- **INSTRUCTIONS TO FOLLOW**
Pictures are not part of the answer. Return the lines from the one containing "Parse this screenshot: output" through the end of the data, both included, exactly as they appear.

## begin LISTED ENTRIES

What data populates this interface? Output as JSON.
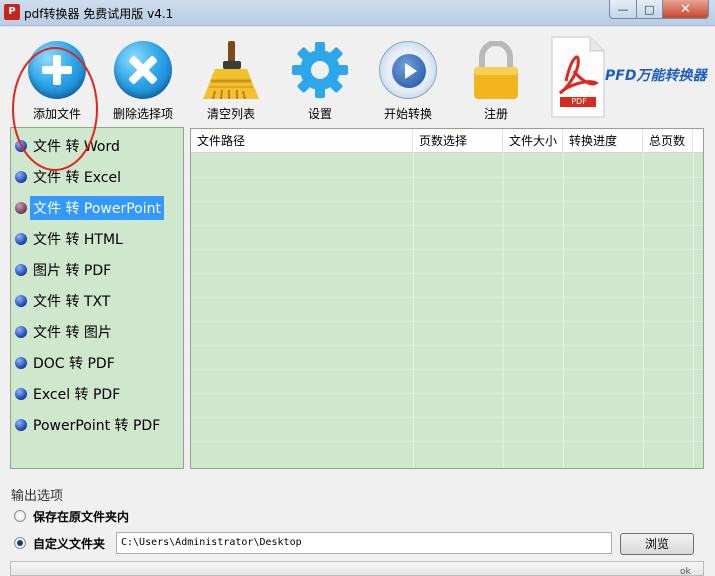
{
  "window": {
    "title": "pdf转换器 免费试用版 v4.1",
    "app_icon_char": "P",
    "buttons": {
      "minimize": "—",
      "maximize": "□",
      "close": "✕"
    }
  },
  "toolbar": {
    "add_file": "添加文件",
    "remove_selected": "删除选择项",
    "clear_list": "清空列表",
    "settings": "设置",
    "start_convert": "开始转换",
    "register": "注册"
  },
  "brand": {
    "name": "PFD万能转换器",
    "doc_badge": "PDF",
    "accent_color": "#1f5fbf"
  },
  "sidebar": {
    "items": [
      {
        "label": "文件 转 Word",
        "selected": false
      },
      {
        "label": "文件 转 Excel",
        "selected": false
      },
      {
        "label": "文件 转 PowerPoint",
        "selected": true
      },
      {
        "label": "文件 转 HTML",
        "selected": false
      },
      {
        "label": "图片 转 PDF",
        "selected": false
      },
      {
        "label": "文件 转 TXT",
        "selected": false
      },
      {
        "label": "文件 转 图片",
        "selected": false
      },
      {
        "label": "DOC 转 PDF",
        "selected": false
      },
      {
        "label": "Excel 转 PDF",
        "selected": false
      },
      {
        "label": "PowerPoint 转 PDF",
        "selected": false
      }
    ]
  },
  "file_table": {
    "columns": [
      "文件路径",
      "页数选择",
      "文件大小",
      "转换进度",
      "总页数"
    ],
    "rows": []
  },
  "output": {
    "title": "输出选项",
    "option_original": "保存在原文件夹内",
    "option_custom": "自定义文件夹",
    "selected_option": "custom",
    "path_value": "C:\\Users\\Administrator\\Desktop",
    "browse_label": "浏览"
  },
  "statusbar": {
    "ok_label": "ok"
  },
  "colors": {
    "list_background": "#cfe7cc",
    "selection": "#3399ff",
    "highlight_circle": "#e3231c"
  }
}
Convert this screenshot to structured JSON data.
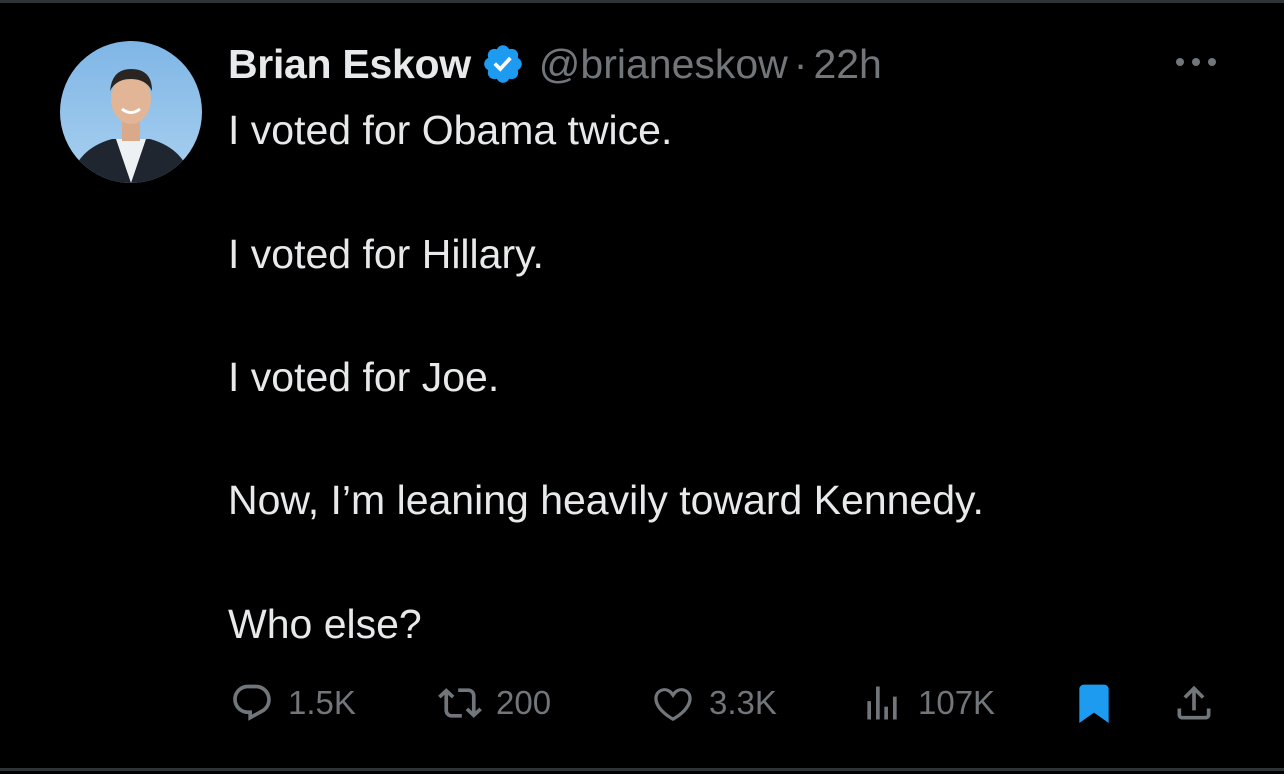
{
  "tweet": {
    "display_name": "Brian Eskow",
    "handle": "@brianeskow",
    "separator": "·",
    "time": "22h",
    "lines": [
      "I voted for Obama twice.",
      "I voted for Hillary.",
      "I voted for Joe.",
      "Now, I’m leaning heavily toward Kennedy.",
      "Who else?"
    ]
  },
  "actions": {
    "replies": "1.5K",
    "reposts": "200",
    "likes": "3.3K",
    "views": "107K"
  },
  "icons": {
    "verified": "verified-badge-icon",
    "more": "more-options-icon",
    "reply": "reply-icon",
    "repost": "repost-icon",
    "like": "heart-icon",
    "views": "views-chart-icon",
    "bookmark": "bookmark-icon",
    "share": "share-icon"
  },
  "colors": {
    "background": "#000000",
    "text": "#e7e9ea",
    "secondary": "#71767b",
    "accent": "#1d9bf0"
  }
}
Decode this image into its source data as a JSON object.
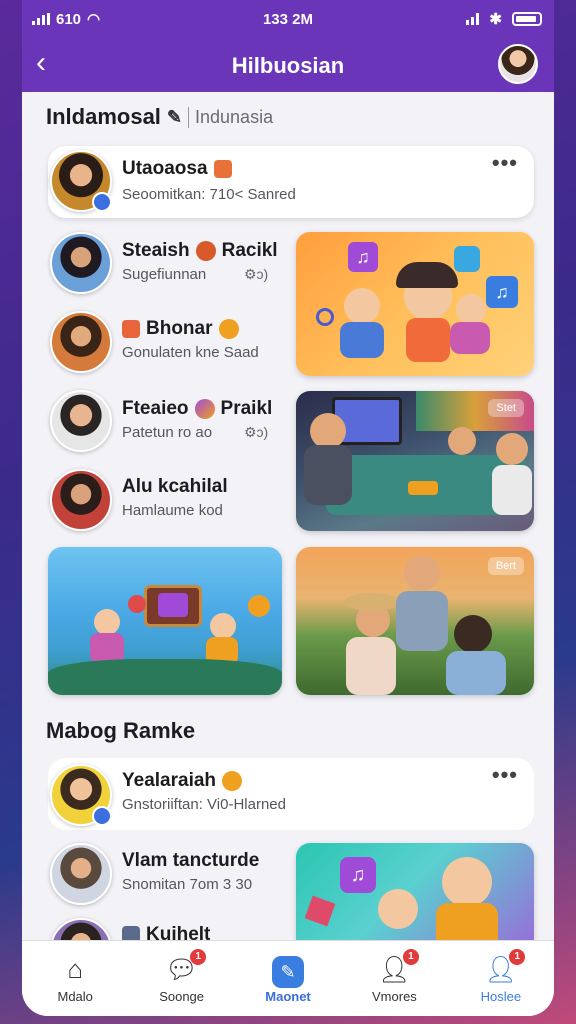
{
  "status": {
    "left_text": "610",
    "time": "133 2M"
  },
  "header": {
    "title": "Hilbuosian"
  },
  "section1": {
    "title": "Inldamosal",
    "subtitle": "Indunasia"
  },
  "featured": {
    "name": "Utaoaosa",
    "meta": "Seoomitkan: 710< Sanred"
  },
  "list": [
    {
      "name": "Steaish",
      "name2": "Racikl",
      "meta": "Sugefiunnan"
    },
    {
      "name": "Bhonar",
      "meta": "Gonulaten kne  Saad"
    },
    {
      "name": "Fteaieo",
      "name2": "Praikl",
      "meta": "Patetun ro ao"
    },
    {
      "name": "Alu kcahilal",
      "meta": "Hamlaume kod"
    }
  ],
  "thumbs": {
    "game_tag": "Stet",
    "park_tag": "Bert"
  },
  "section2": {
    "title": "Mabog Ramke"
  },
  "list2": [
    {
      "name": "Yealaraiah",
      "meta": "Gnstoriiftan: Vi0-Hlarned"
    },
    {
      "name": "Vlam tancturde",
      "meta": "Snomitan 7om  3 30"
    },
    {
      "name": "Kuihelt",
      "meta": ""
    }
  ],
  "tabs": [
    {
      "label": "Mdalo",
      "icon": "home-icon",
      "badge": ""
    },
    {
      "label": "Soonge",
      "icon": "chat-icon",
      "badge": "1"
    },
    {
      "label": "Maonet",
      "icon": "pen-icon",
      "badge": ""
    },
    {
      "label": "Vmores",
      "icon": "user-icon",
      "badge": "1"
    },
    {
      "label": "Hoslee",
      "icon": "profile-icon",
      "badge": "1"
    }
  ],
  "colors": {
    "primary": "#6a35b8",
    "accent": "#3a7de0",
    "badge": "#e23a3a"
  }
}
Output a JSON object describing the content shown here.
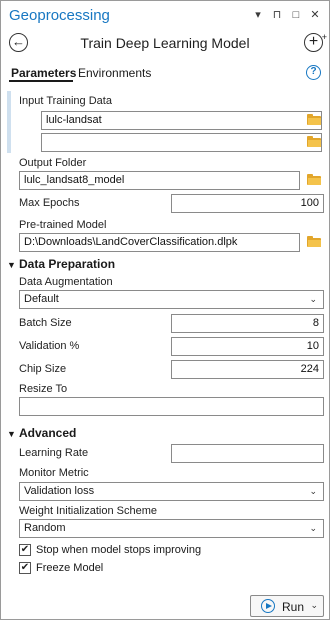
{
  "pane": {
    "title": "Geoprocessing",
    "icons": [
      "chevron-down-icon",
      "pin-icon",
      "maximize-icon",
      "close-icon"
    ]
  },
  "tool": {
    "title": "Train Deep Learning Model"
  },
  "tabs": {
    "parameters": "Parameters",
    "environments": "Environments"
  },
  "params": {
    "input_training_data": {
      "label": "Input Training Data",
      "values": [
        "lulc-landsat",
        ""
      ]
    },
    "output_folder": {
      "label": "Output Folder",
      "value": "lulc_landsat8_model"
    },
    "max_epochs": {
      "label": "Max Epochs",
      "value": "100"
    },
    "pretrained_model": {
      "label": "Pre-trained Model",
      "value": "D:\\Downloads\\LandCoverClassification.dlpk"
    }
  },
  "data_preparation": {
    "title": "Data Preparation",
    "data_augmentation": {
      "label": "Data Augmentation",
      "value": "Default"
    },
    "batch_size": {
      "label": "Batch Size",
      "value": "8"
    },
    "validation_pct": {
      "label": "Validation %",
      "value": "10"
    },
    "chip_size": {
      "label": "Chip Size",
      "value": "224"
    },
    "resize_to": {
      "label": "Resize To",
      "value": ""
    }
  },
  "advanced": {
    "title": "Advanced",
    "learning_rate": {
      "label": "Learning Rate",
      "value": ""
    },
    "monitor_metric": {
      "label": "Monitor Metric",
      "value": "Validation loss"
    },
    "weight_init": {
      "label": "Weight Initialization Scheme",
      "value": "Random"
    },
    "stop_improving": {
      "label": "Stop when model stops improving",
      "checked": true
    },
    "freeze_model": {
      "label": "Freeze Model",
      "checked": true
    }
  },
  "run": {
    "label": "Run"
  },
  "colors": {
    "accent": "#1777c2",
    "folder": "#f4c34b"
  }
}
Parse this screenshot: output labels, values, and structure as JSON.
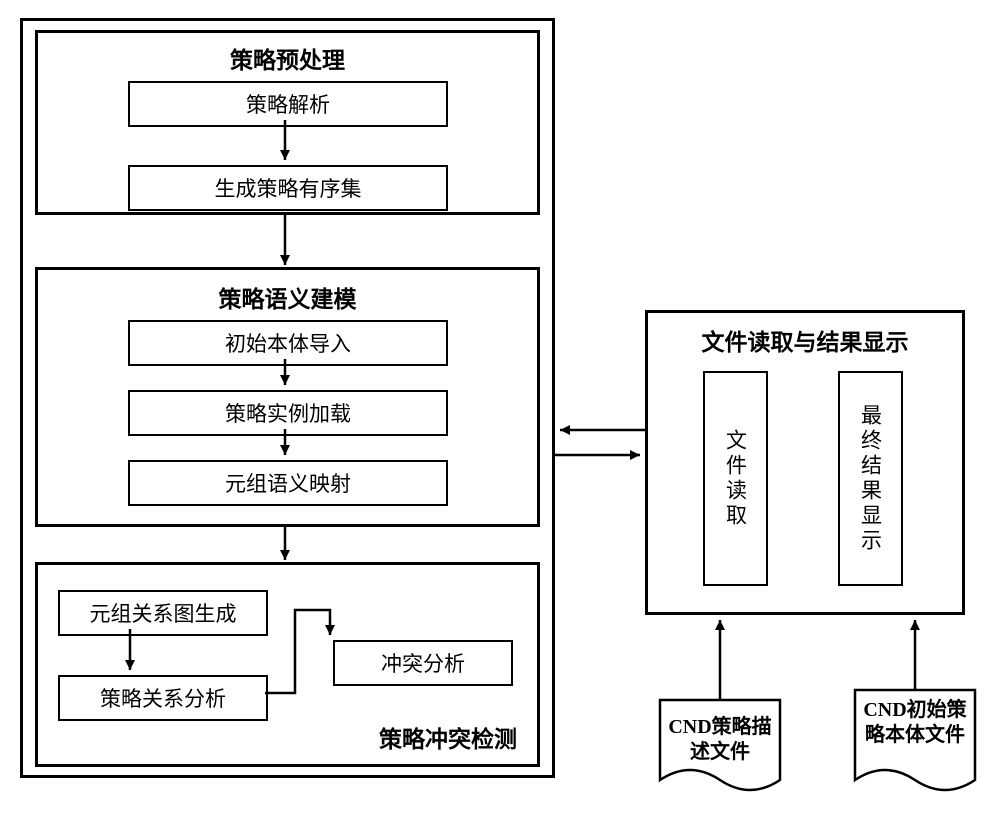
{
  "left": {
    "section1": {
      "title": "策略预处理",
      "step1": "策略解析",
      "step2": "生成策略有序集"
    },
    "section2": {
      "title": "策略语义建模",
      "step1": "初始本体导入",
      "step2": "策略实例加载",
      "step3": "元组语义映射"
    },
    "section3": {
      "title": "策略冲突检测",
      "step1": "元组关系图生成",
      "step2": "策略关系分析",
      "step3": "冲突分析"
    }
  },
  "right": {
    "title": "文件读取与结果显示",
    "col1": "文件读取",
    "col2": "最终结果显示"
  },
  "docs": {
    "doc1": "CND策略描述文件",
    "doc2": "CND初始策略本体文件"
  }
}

## end LISTED ENTRIES

- **TASK OUTPUT**
Parse this screenshot: output labels, values, and structure as JSON.
{
  "left": {
    "section1": {
      "title": "策略预处理",
      "step1": "策略解析",
      "step2": "生成策略有序集"
    },
    "section2": {
      "title": "策略语义建模",
      "step1": "初始本体导入",
      "step2": "策略实例加载",
      "step3": "元组语义映射"
    },
    "section3": {
      "title": "策略冲突检测",
      "step1": "元组关系图生成",
      "step2": "策略关系分析",
      "step3": "冲突分析"
    }
  },
  "right": {
    "title": "文件读取与结果显示",
    "col1": "文件读取",
    "col2": "最终结果显示"
  },
  "docs": {
    "doc1": "CND策略描述文件",
    "doc2": "CND初始策略本体文件"
  }
}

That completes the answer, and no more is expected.